» GIVEN DATA
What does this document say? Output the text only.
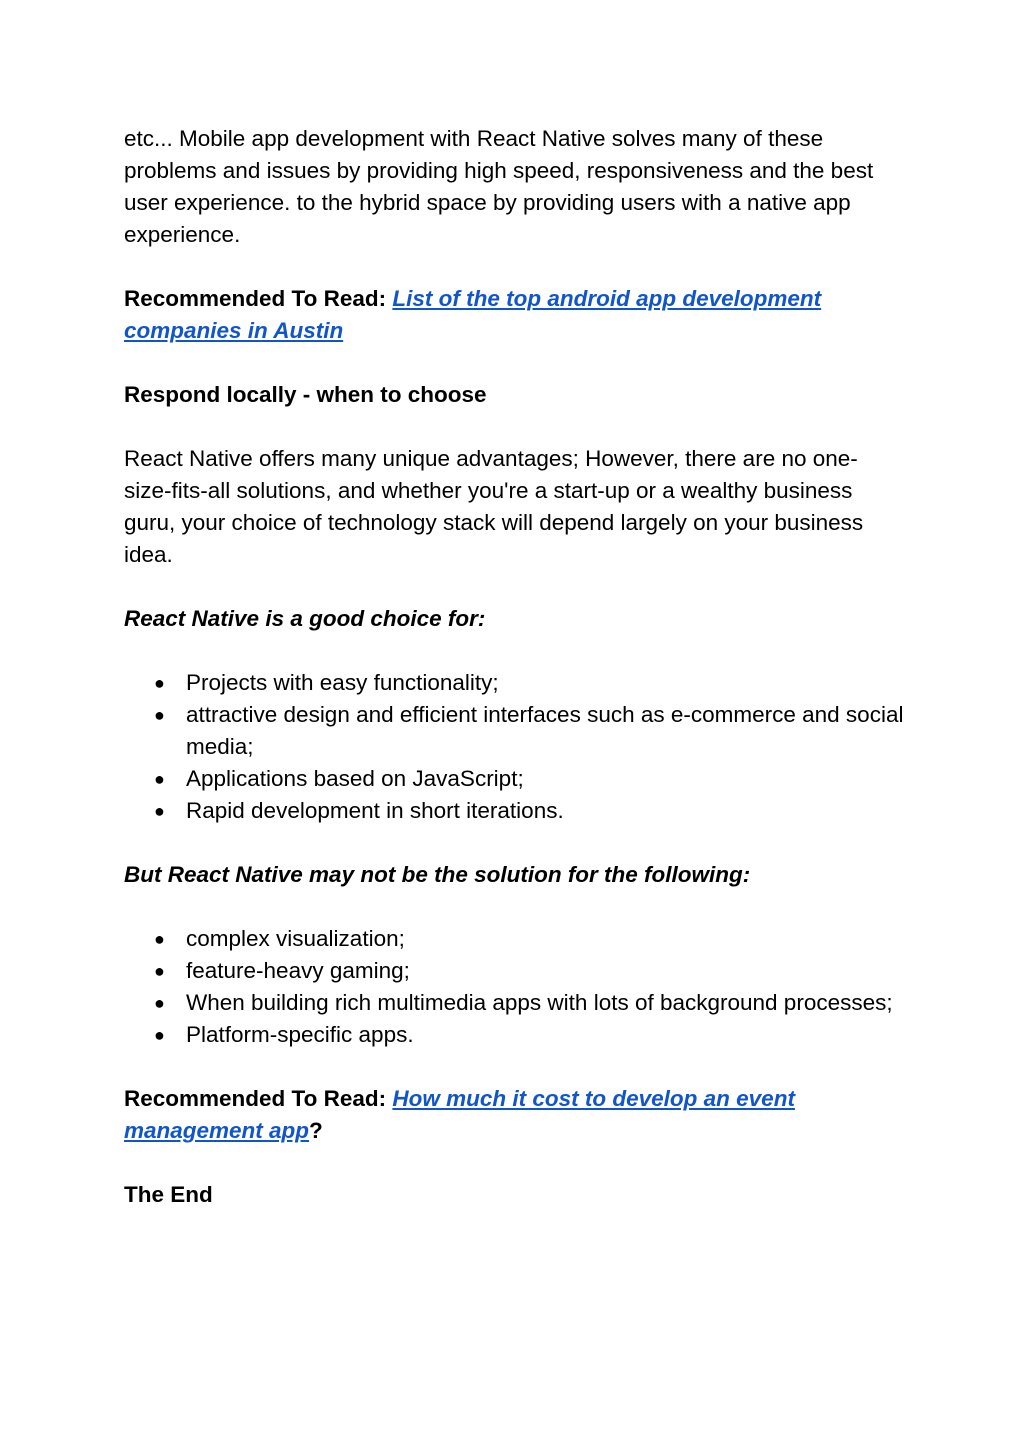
etc... Mobile app development with React Native solves many of these problems and issues by providing high speed, responsiveness and the best user experience. to the hybrid space by providing users with a native app experience.

Recommended To Read: List of the top android app development companies in Austin

Respond locally - when to choose

React Native offers many unique advantages; However, there are no one-size-fits-all solutions, and whether you're a start-up or a wealthy business guru, your choice of technology stack will depend largely on your business idea.

React Native is a good choice for:

● Projects with easy functionality;
● attractive design and efficient interfaces such as e-commerce and social media;
● Applications based on JavaScript;
● Rapid development in short iterations.

But React Native may not be the solution for the following:

● complex visualization;
● feature-heavy gaming;
● When building rich multimedia apps with lots of background processes;
● Platform-specific apps.

Recommended To Read: How much it cost to develop an event management app?

The End
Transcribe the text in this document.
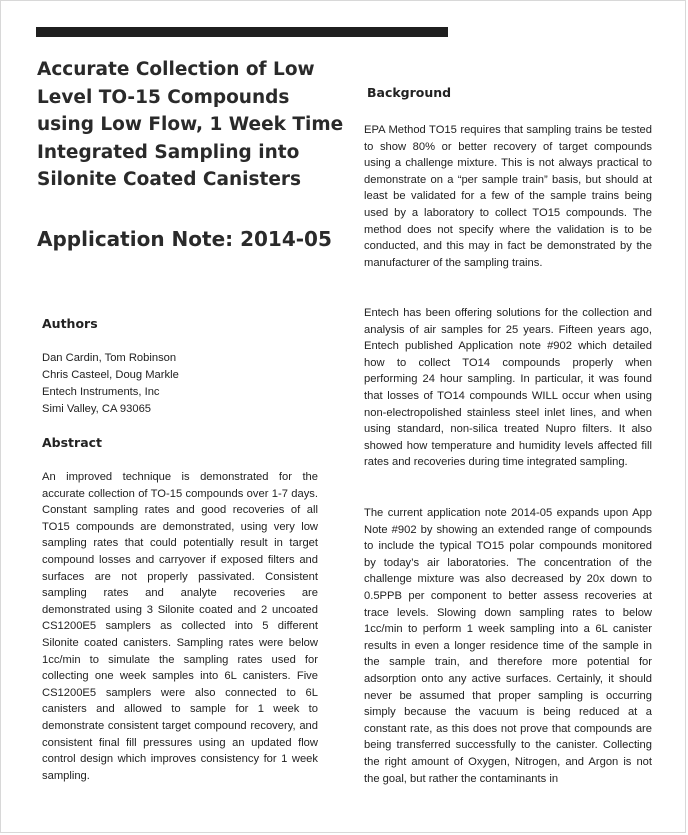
Accurate Collection of Low Level TO-15 Compounds using Low Flow, 1 Week Time Integrated Sampling into Silonite Coated Canisters
Application Note: 2014-05
Authors
Dan Cardin, Tom Robinson
Chris Casteel, Doug Markle
Entech Instruments, Inc
Simi Valley, CA 93065
Abstract

An improved technique is demonstrated for the accurate collection of TO-15 compounds over 1-7 days. Constant sampling rates and good recoveries of all TO15 compounds are demonstrated, using very low sampling rates that could potentially result in target compound losses and carryover if exposed filters and surfaces are not properly passivated. Consistent sampling rates and analyte recoveries are demonstrated using 3 Silonite coated and 2 uncoated CS1200E5 samplers as collected into 5 different Silonite coated canisters. Sampling rates were below 1cc/min to simulate the sampling rates used for collecting one week samples into 6L canisters. Five CS1200E5 samplers were also connected to 6L canisters and allowed to sample for 1 week to demonstrate consistent target compound recovery, and consistent final fill pressures using an updated flow control design which improves consistency for 1 week sampling.

Background

EPA Method TO15 requires that sampling trains be tested to show 80% or better recovery of target compounds using a challenge mixture. This is not always practical to demonstrate on a “per sample train” basis, but should at least be validated for a few of the sample trains being used by a laboratory to collect TO15 compounds. The method does not specify where the validation is to be conducted, and this may in fact be demonstrated by the manufacturer of the sampling trains.

Entech has been offering solutions for the collection and analysis of air samples for 25 years. Fifteen years ago, Entech published Application note #902 which detailed how to collect TO14 compounds properly when performing 24 hour sampling. In particular, it was found that losses of TO14 compounds WILL occur when using non-electropolished stainless steel inlet lines, and when using standard, non-silica treated Nupro filters. It also showed how temperature and humidity levels affected fill rates and recoveries during time integrated sampling.

The current application note 2014-05 expands upon App Note #902 by showing an extended range of compounds to include the typical TO15 polar compounds monitored by today’s air laboratories. The concentration of the challenge mixture was also decreased by 20x down to 0.5PPB per component to better assess recoveries at trace levels. Slowing down sampling rates to below 1cc/min to perform 1 week sampling into a 6L canister results in even a longer residence time of the sample in the sample train, and therefore more potential for adsorption onto any active surfaces. Certainly, it should never be assumed that proper sampling is occurring simply because the vacuum is being reduced at a constant rate, as this does not prove that compounds are being transferred successfully to the canister. Collecting the right amount of Oxygen, Nitrogen, and Argon is not the goal, but rather the contaminants in
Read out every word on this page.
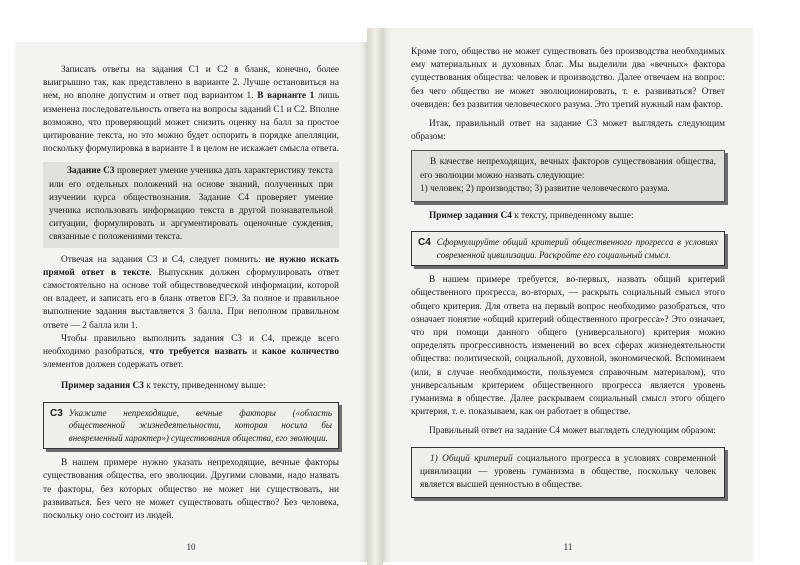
Записать ответы на задания С1 и С2 в бланк, конечно, более выигрышно так, как представлено в варианте 2. Лучше остановиться на нем, но вполне допустим и ответ под вариантом 1. В варианте 1 лишь изменена последовательность ответа на вопросы заданий С1 и С2. Вполне возможно, что проверяющий может снизить оценку на балл за простое цитирование текста, но это можно будет оспорить в порядке апелляции, поскольку формулировка в варианте 1 в целом не искажает смысла ответа.

Задание С3 проверяет умение ученика дать характеристику текста или его отдельных положений на основе знаний, полученных при изучении курса обществознания. Задание С4 проверяет умение ученика использовать информацию текста в другой познавательной ситуации, формулировать и аргументировать оценочные суждения, связанные с положениями текста.

Отвечая на задания С3 и С4, следует помнить: не нужно искать прямой ответ в тексте. Выпускник должен сформулировать ответ самостоятельно на основе той обществоведческой информации, которой он владеет, и записать его в бланк ответов ЕГЭ. За полное и правильное выполнение задания выставляется 3 балла. При неполном правильном ответе — 2 балла или 1.

Чтобы правильно выполнить задания С3 и С4, прежде всего необходимо разобраться, что требуется назвать и какое количество элементов должен содержать ответ.

Пример задания С3 к тексту, приведенному выше:

С3 Укажите непреходящие, вечные факторы («область общественной жизнедеятельности, которая носила бы вневременный характер») существования общества, его эволюции.

В нашем примере нужно указать непреходящие, вечные факторы существования общества, его эволюции. Другими словами, надо назвать те факторы, без которых общество не может ни существовать, ни развиваться. Без чего не может существовать общество? Без человека, поскольку оно состоит из людей.

10

Кроме того, общество не может существовать без производства необходимых ему материальных и духовных благ. Мы выделили два «вечных» фактора существования общества: человек и производство. Далее отвечаем на вопрос: без чего общество не может эволюционировать, т. е. развиваться? Ответ очевиден: без развития человеческого разума. Это третий нужный нам фактор.

Итак, правильный ответ на задание С3 может выглядеть следующим образом:

В качестве непреходящих, вечных факторов существования общества, его эволюции можно назвать следующие:

1) человек; 2) производство; 3) развитие человеческого разума.

Пример задания С4 к тексту, приведенному выше:

С4 Сформулируйте общий критерий общественного прогресса в условиях современной цивилизации. Раскройте его социальный смысл.

В нашем примере требуется, во-первых, назвать общий критерий общественного прогресса, во-вторых, — раскрыть социальный смысл этого общего критерия. Для ответа на первый вопрос необходимо разобраться, что означает понятие «общий критерий общественного прогресса»? Это означает, что при помощи данного общего (универсального) критерия можно определять прогрессивность изменений во всех сферах жизнедеятельности общества: политической, социальной, духовной, экономической. Вспоминаем (или, в случае необходимости, пользуемся справочным материалом), что универсальным критерием общественного прогресса является уровень гуманизма в обществе. Далее раскрываем социальный смысл этого общего критерия, т. е. показываем, как он работает в обществе.

Правильный ответ на задание С4 может выглядеть следующим образом:

1) Общий критерий социального прогресса в условиях современной цивилизации — уровень гуманизма в обществе, поскольку человек является высшей ценностью в обществе.

11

» WHAT TO PRODUCE
Lines in the records that hold the word "требуется" are to be counted; give only the total.

» SOLVED EXERCISE
2